# Written problem
Return all lines where the word "发展思维的灵活性" can be found.

# Data supplied
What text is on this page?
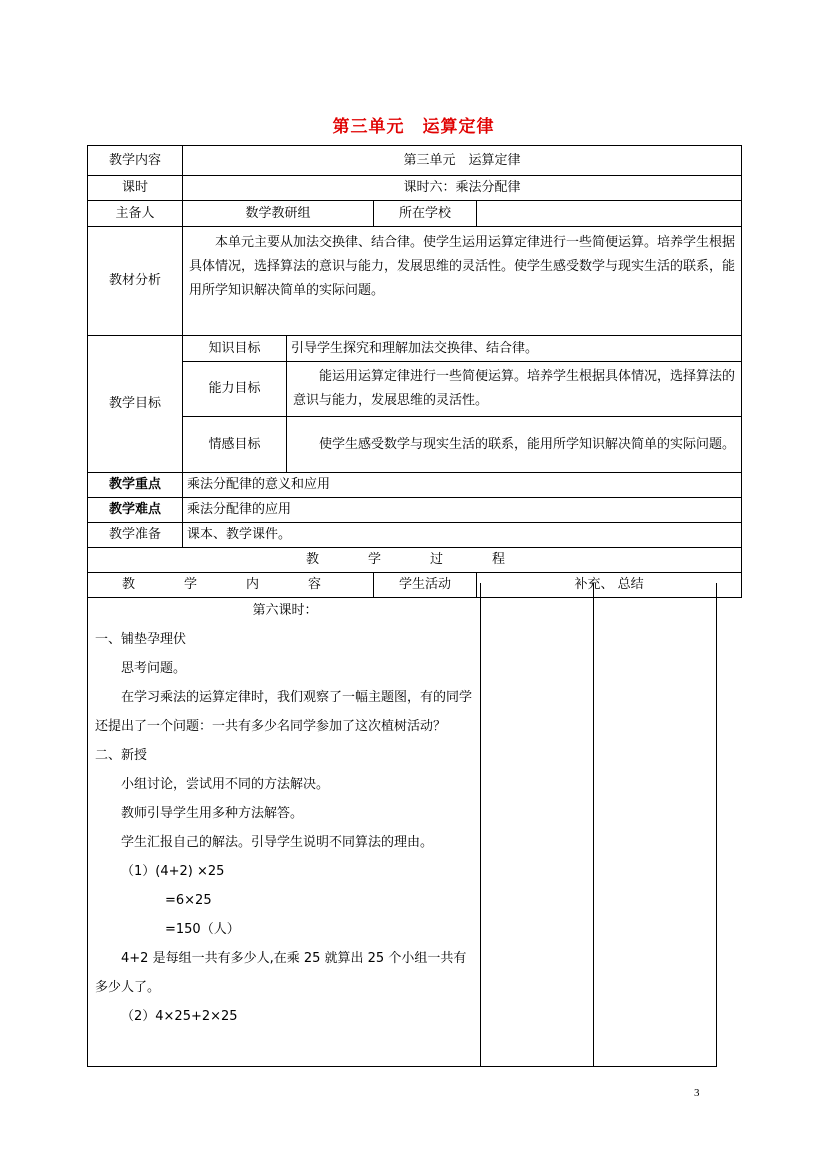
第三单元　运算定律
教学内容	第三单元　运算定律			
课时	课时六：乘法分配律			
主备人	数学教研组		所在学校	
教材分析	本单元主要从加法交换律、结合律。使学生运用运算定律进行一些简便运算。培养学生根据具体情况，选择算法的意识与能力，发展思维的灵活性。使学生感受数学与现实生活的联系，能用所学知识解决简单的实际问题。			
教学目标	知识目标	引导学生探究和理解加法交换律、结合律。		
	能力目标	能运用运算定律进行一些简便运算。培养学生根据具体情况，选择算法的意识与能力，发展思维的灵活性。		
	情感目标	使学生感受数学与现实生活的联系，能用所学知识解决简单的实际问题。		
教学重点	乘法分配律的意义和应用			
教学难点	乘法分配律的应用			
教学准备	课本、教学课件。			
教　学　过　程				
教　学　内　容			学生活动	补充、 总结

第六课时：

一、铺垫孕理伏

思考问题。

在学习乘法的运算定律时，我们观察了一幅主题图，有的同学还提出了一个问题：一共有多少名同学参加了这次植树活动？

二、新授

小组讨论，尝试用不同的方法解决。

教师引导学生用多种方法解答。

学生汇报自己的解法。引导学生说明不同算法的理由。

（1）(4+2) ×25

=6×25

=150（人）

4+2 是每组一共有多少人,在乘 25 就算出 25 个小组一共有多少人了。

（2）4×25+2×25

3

...

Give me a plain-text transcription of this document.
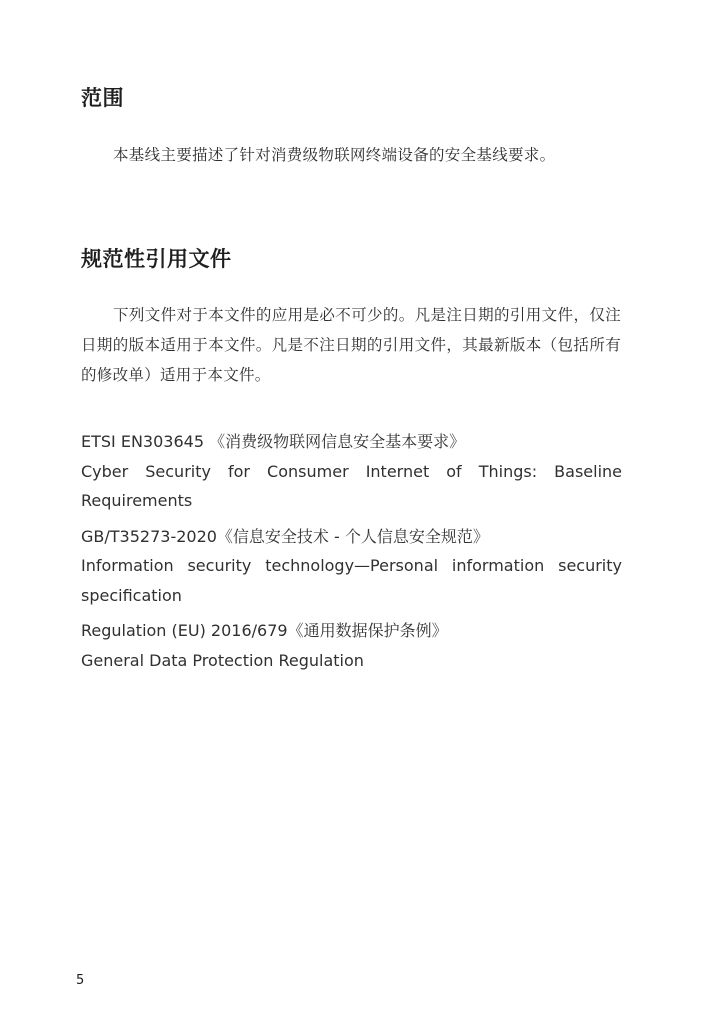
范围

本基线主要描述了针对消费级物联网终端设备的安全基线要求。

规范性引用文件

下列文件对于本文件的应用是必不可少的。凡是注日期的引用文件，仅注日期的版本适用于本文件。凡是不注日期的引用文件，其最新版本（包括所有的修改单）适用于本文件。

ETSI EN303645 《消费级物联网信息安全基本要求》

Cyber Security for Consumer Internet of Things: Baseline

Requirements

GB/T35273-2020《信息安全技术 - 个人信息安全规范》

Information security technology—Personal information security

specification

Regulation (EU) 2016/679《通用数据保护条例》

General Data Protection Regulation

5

# Output of the exercise
教材分析	本单元主要从加法交换律、结合律。使学生运用运算定律进行一些简便运算。培养学生根据具体情况，选择算法的意识与能力，发展思维的灵活性。使学生感受数学与现实生活的联系，能用所学知识解决简单的实际问题。			
	能力目标	能运用运算定律进行一些简便运算。培养学生根据具体情况，选择算法的意识与能力，发展思维的灵活性。		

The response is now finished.